◆ Provided records:
━━━━

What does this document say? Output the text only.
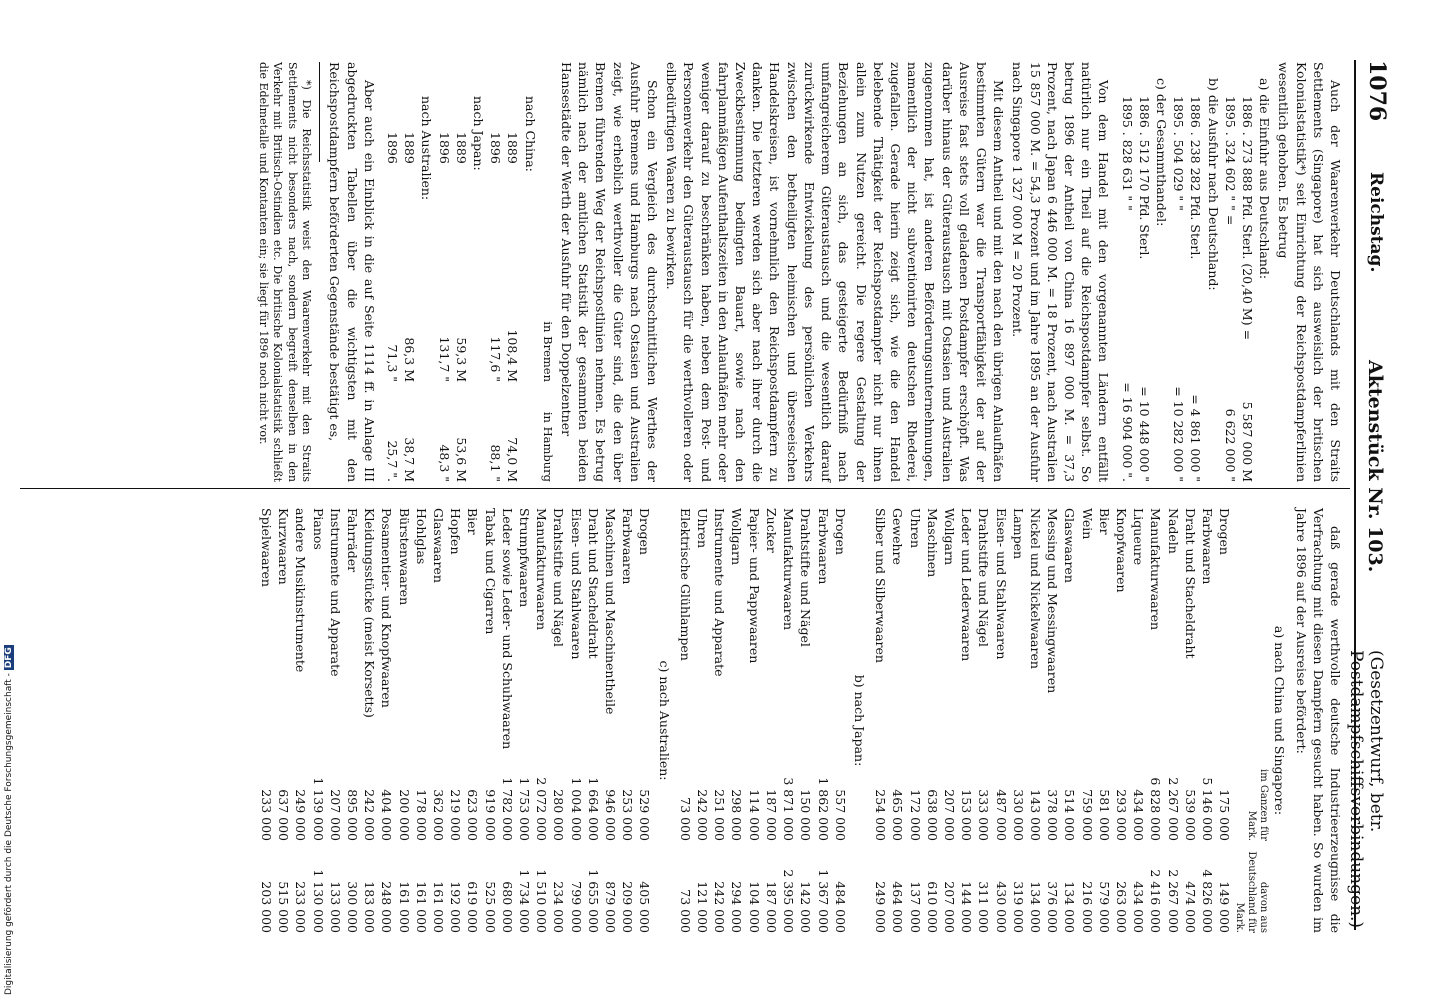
1076
Reichstag.
Aktenstück Nr. 103.
(Gesetzentwurf, betr. Postdampfschiffsverbindungen.)

Auch der Waarenverkehr Deutschlands mit den Straits Settlements (Singapore) hat sich ausweislich der britischen Kolonialstatistik*) seit Einrichtung der Reichspostdampferlinien wesentlich gehoben. Es betrug

a) die Einfuhr aus Deutschland:
1886 . 273 888 Pfd. Sterl. (20,40 M) =
5 587 000 M
1895 . 324 602 " " =
6 622 000 "
b) die Ausfuhr nach Deutschland:
1886 . 238 282 Pfd. Sterl.
= 4 861 000 "
1895 . 504 029 " "
= 10 282 000 "
c) der Gesammthandel:
1886 . 512 170 Pfd. Sterl.
= 10 448 000 "
1895 . 828 631 " "
= 16 904 000 ".

Von dem Handel mit den vorgenannten Ländern entfällt natürlich nur ein Theil auf die Reichspostdampfer selbst. So betrug 1896 der Antheil von China 16 897 000 M. = 37,3 Prozent, nach Japan 6 446 000 M. = 18 Prozent, nach Australien 15 857 000 M. = 54,3 Prozent und im Jahre 1895 an der Ausfuhr nach Singapore 1 327 000 M = 20 Prozent.

Mit diesem Antheil und mit den nach den übrigen Anlaufhäfen bestimmten Gütern war die Transportfähigkeit der auf der Ausreise fast stets voll geladenen Postdampfer erschöpft. Was darüber hinaus der Güteraustausch mit Ostasien und Australien zugenommen hat, ist anderen Beförderungsunternehmungen, namentlich der nicht subventionirten deutschen Rhederei, zugefallen. Gerade hierin zeigt sich, wie die den Handel belebende Thätigkeit der Reichspostdampfer nicht nur ihnen allein zum Nutzen gereicht. Die regere Gestaltung der Beziehungen an sich, das gesteigerte Bedürfniß nach umfangreicherem Güteraustausch und die wesentlich darauf zurückwirkende Entwickelung des persönlichen Verkehrs zwischen den betheiligten heimischen und überseeischen Handelskreisen, ist vornehmlich den Reichspostdampfern zu danken. Die letzteren werden sich aber nach ihrer durch die Zweckbestimmung bedingten Bauart, sowie nach den fahrplanmäßigen Aufenthaltszeiten in den Anlaufhäfen mehr oder weniger darauf zu beschränken haben, neben dem Post- und Personenverkehr den Güteraustausch für die werthvolleren oder eilbedürftigen Waaren zu bewirken.

Schon ein Vergleich des durchschnittlichen Werthes der Ausfuhr Bremens und Hamburgs nach Ostasien und Australien zeigt, wie erheblich werthvoller die Güter sind, die den über Bremen führenden Weg der Reichspostlinien nehmen. Es betrug nämlich nach der amtlichen Statistik der gesammten beiden Hansestädte der Werth der Ausfuhr für den Doppelzentner

in Bremen
in Hamburg
nach China:
1889
108,4 M
74,0 M
1896
117,6 "
88,1 "
nach Japan:
1889
59,3 M
53,6 M
1896
131,7 "
48,3 "
nach Australien:
1889
86,3 M
38,7 M
1896
71,3 "
25,7 ".

Aber auch ein Einblick in die auf Seite 1114 ff. in Anlage III abgedruckten Tabellen über die wichtigsten mit den Reichspostdampfern beförderten Gegenstände bestätigt es,

*) Die Reichsstatistik weist den Waarenverkehr mit den Straits Settlements nicht besonders nach, sondern begreift denselben in den Verkehr mit Britisch-Ostindien etc. Die britische Kolonialstatistik schließt die Edelmetalle und Kontanten ein; sie liegt für 1896 noch nicht vor.

daß gerade werthvolle deutsche Industrieerzeugnisse die Verfrachtung mit diesen Dampfern gesucht haben. So wurden im Jahre 1896 auf der Ausreise befördert:

a) nach China und Singapore:
im Ganzen für Mark.
davon aus Deutschland für Mark.
Drogen
175 000
149 000
Farbwaaren
5 146 000
4 826 000
Draht und Stacheldraht
539 000
474 000
Nadeln
2 267 000
2 267 000
Manufakturwaaren
6 828 000
2 416 000
Liqueure
434 000
434 000
Knopfwaaren
293 000
263 000
Bier
581 000
579 000
Wein
759 000
216 000
Glaswaaren
514 000
134 000
Messing und Messingwaaren
378 000
376 000
Nickel und Nickelwaaren
143 000
134 000
Lampen
330 000
319 000
Eisen- und Stahlwaaren
487 000
430 000
Drahtstifte und Nägel
333 000
311 000
Leder und Lederwaaren
153 000
144 000
Wollgarn
207 000
207 000
Maschinen
638 000
610 000
Uhren
172 000
137 000
Gewehre
465 000
464 000
Silber und Silberwaaren
254 000
249 000
b) nach Japan:
Drogen
557 000
484 000
Farbwaaren
1 862 000
1 367 000
Drahtstifte und Nägel
150 000
142 000
Manufakturwaaren
3 871 000
2 395 000
Zucker
187 000
187 000
Papier- und Pappwaaren
114 000
104 000
Wollgarn
298 000
294 000
Instrumente und Apparate
251 000
242 000
Uhren
242 000
121 000
Elektrische Glühlampen
73 000
73 000
c) nach Australien:
Drogen
529 000
405 000
Farbwaaren
253 000
209 000
Maschinen und Maschinentheile
946 000
879 000
Draht und Stacheldraht
1 664 000
1 655 000
Eisen- und Stahlwaaren
1 004 000
799 000
Drahtstifte und Nägel
280 000
234 000
Manufakturwaaren
2 072 000
1 510 000
Strumpfwaaren
1 753 000
1 734 000
Leder sowie Leder- und Schuhwaaren
1 782 000
680 000
Tabak und Cigarren
919 000
525 000
Bier
623 000
619 000
Hopfen
219 000
192 000
Glaswaaren
362 000
161 000
Hohlglas
178 000
161 000
Bürstenwaaren
200 000
161 000
Posamentier- und Knopfwaaren
404 000
248 000
Kleidungsstücke (meist Korsetts)
242 000
183 000
Fahrräder
895 000
300 000
Instrumente und Apparate
207 000
133 000
Pianos
1 139 000
1 130 000
andere Musikinstrumente
249 000
233 000
Kurzwaaren
637 000
515 000
Spielwaaren
233 000
203 000
Digitalisierung gefördert durch die Deutsche Forschungsgemeinschaft - DFG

━━━━

◆ What is expected: Reproduce each line from the data that has "Mark" in it.

◆ Exercise answer:
im Ganzen für Mark.
davon aus Deutschland für Mark.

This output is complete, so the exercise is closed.